-- Aim --
Go through the entries one line at a time, and gather every line that has the word "Daisy".

-- Given data --
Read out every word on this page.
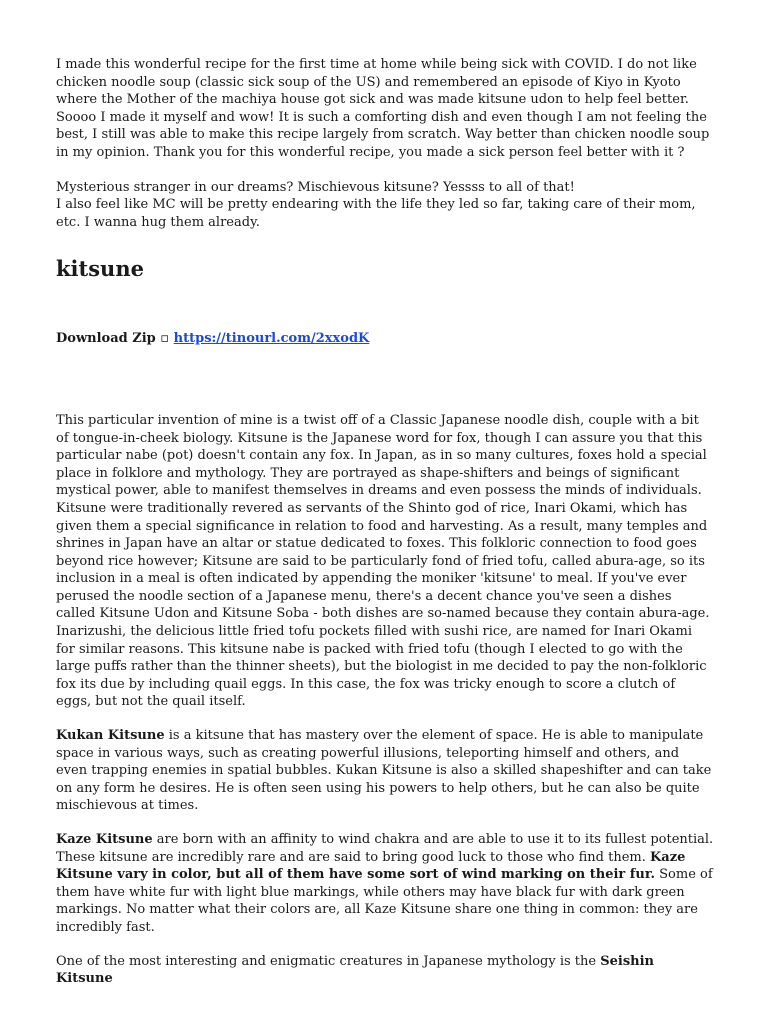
I made this wonderful recipe for the first time at home while being sick with COVID. I do not like chicken noodle soup (classic sick soup of the US) and remembered an episode of Kiyo in Kyoto where the Mother of the machiya house got sick and was made kitsune udon to help feel better. Soooo I made it myself and wow! It is such a comforting dish and even though I am not feeling the best, I still was able to make this recipe largely from scratch. Way better than chicken noodle soup in my opinion. Thank you for this wonderful recipe, you made a sick person feel better with it ?

Mysterious stranger in our dreams? Mischievous kitsune? Yessss to all of that!

I also feel like MC will be pretty endearing with the life they led so far, taking care of their mom, etc. I wanna hug them already.

kitsune

Download Zip ▫ https://tinourl.com/2xxodK

This particular invention of mine is a twist off of a Classic Japanese noodle dish, couple with a bit of tongue-in-cheek biology. Kitsune is the Japanese word for fox, though I can assure you that this particular nabe (pot) doesn't contain any fox. In Japan, as in so many cultures, foxes hold a special place in folklore and mythology. They are portrayed as shape-shifters and beings of significant mystical power, able to manifest themselves in dreams and even possess the minds of individuals. Kitsune were traditionally revered as servants of the Shinto god of rice, Inari Okami, which has given them a special significance in relation to food and harvesting. As a result, many temples and shrines in Japan have an altar or statue dedicated to foxes. This folkloric connection to food goes beyond rice however; Kitsune are said to be particularly fond of fried tofu, called abura-age, so its inclusion in a meal is often indicated by appending the moniker 'kitsune' to meal. If you've ever perused the noodle section of a Japanese menu, there's a decent chance you've seen a dishes called Kitsune Udon and Kitsune Soba - both dishes are so-named because they contain abura-age. Inarizushi, the delicious little fried tofu pockets filled with sushi rice, are named for Inari Okami for similar reasons. This kitsune nabe is packed with fried tofu (though I elected to go with the large puffs rather than the thinner sheets), but the biologist in me decided to pay the non-folkloric fox its due by including quail eggs. In this case, the fox was tricky enough to score a clutch of eggs, but not the quail itself.

Kukan Kitsune is a kitsune that has mastery over the element of space. He is able to manipulate space in various ways, such as creating powerful illusions, teleporting himself and others, and even trapping enemies in spatial bubbles. Kukan Kitsune is also a skilled shapeshifter and can take on any form he desires. He is often seen using his powers to help others, but he can also be quite mischievous at times.

Kaze Kitsune are born with an affinity to wind chakra and are able to use it to its fullest potential. These kitsune are incredibly rare and are said to bring good luck to those who find them. Kaze Kitsune vary in color, but all of them have some sort of wind marking on their fur. Some of them have white fur with light blue markings, while others may have black fur with dark green markings. No matter what their colors are, all Kaze Kitsune share one thing in common: they are incredibly fast.

One of the most interesting and enigmatic creatures in Japanese mythology is the Seishin Kitsune
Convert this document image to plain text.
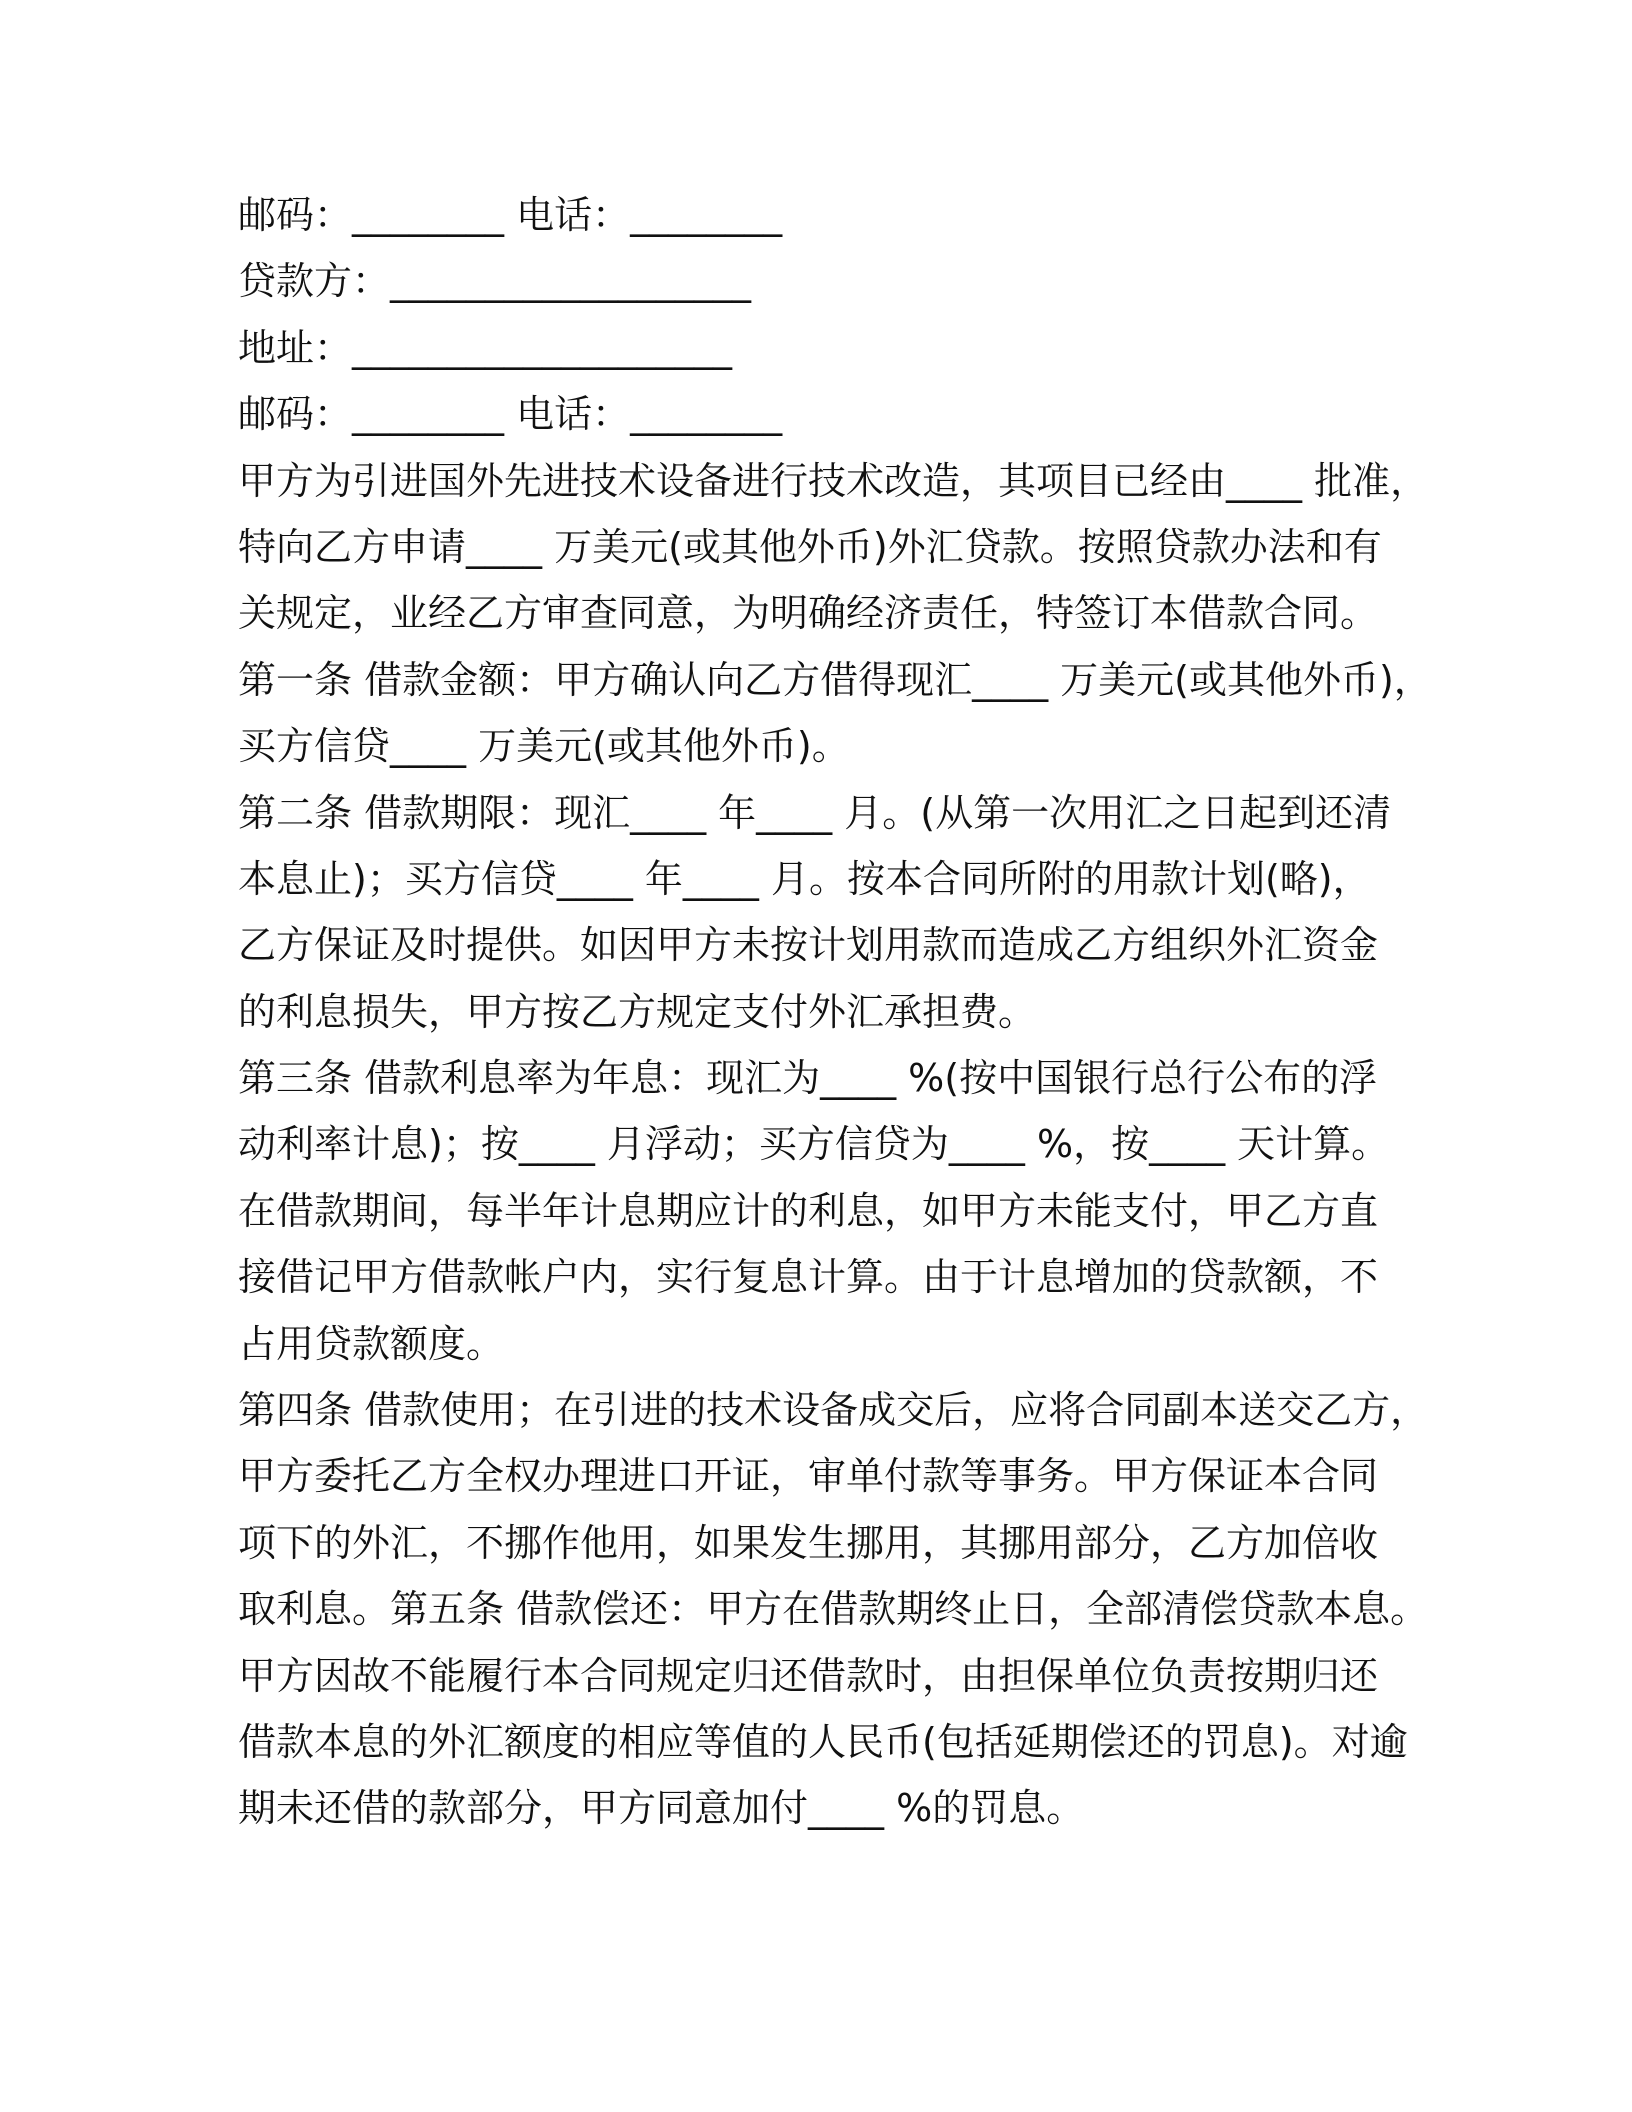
邮码：________ 电话：________
贷款方：___________________
地址：____________________
邮码：________ 电话：________
甲方为引进国外先进技术设备进行技术改造，其项目已经由____ 批准，
特向乙方申请____ 万美元(或其他外币)外汇贷款。按照贷款办法和有
关规定，业经乙方审查同意，为明确经济责任，特签订本借款合同。
第一条 借款金额：甲方确认向乙方借得现汇____ 万美元(或其他外币)，
买方信贷____ 万美元(或其他外币)。
第二条 借款期限：现汇____ 年____ 月。(从第一次用汇之日起到还清
本息止)；买方信贷____ 年____ 月。按本合同所附的用款计划(略)，
乙方保证及时提供。如因甲方未按计划用款而造成乙方组织外汇资金
的利息损失，甲方按乙方规定支付外汇承担费。
第三条 借款利息率为年息：现汇为____ %(按中国银行总行公布的浮
动利率计息)；按____ 月浮动；买方信贷为____ %，按____ 天计算。
在借款期间，每半年计息期应计的利息，如甲方未能支付，甲乙方直
接借记甲方借款帐户内，实行复息计算。由于计息增加的贷款额，不
占用贷款额度。
第四条 借款使用；在引进的技术设备成交后，应将合同副本送交乙方，
甲方委托乙方全权办理进口开证，审单付款等事务。甲方保证本合同
项下的外汇，不挪作他用，如果发生挪用，其挪用部分，乙方加倍收
取利息。第五条 借款偿还：甲方在借款期终止日，全部清偿贷款本息。
甲方因故不能履行本合同规定归还借款时，由担保单位负责按期归还
借款本息的外汇额度的相应等值的人民币(包括延期偿还的罚息)。对逾
期未还借的款部分，甲方同意加付____ %的罚息。
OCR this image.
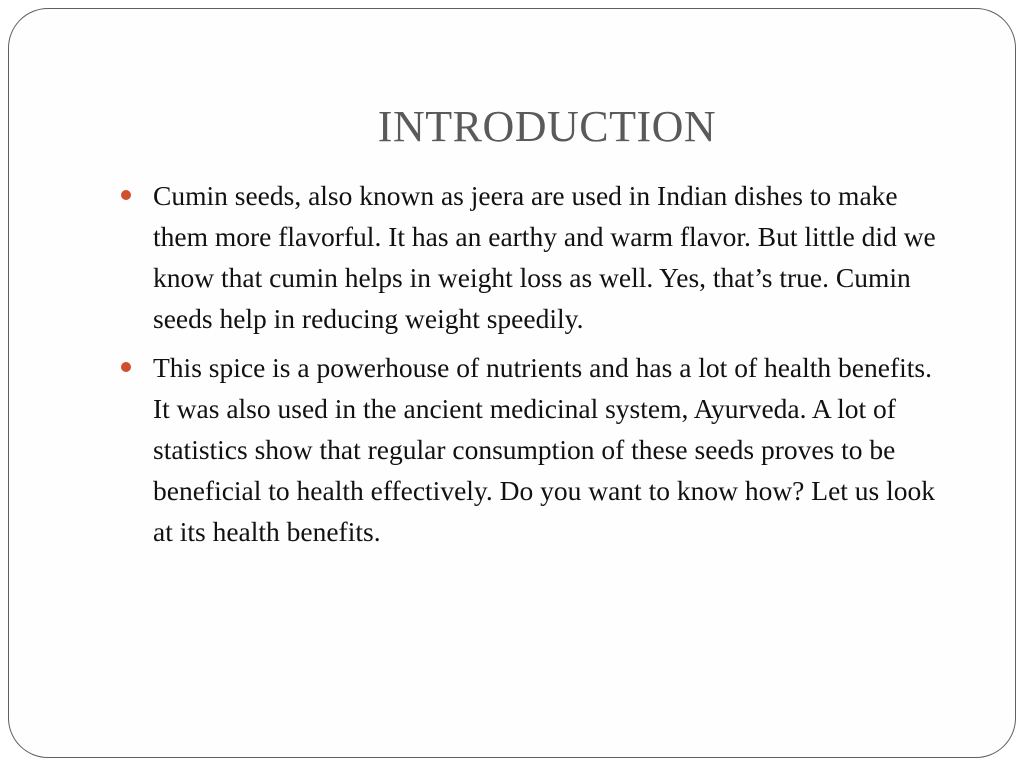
INTRODUCTION
Cumin seeds, also known as jeera are used in Indian dishes to make them more flavorful. It has an earthy and warm flavor. But little did we know that cumin helps in weight loss as well. Yes, that’s true. Cumin seeds help in reducing weight speedily.
This spice is a powerhouse of nutrients and has a lot of health benefits. It was also used in the ancient medicinal system, Ayurveda. A lot of statistics show that regular consumption of these seeds proves to be beneficial to health effectively. Do you want to know how? Let us look at its health benefits.
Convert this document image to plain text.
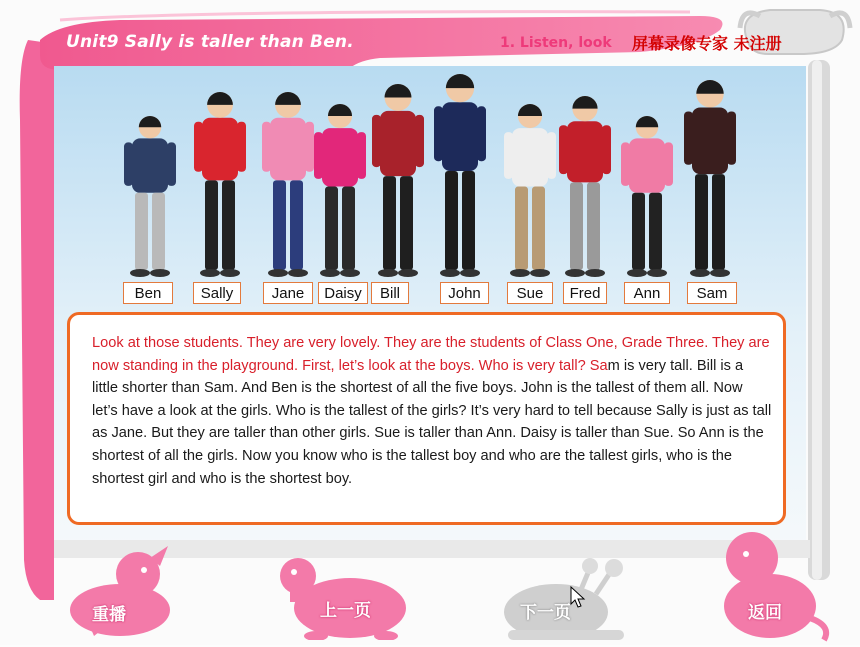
Unit9 Sally is taller than Ben.	1. Listen, look 屏幕录像专家 未注册
Ben	Sally	Jane	Daisy	Bill	John	Sue	Fred	Ann	Sam

Look at those students. They are very lovely. They are the students of Class One, Grade Three. They are now standing in the playground. First, let’s look at the boys. Who is very tall? Sam is very tall. Bill is a little shorter than Sam. And Ben is the shortest of all the five boys. John is the tallest of them all. Now let’s have a look at the girls. Who is the tallest of the girls? It’s very hard to tell because Sally is just as tall as Jane. But they are taller than other girls. Sue is taller than Ann. Daisy is taller than Sue. So Ann is the shortest of all the girls. Now you know who is the tallest boy and who are the tallest girls, who is the shortest girl and who is the shortest boy.

重播	上一页	下一页	返回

-- Solution for this task --
Ben	Sally	Jane	Daisy	Bill	John	Sue	Fred	Ann	Sam
Look at those students. They are very lovely. They are the students of Class One, Grade Three. They are now standing in the playground. First, let’s look at the boys. Who is very tall? Sam is very tall. Bill is a little shorter than Sam. And Ben is the shortest of all the five boys. John is the tallest of them all. Now let’s have a look at the girls. Who is the tallest of the girls? It’s very hard to tell because Sally is just as tall as Jane. But they are taller than other girls. Sue is taller than Ann. Daisy is taller than Sue. So Ann is the shortest of all the girls. Now you know who is the tallest boy and who are the tallest girls, who is the shortest girl and who is the shortest boy.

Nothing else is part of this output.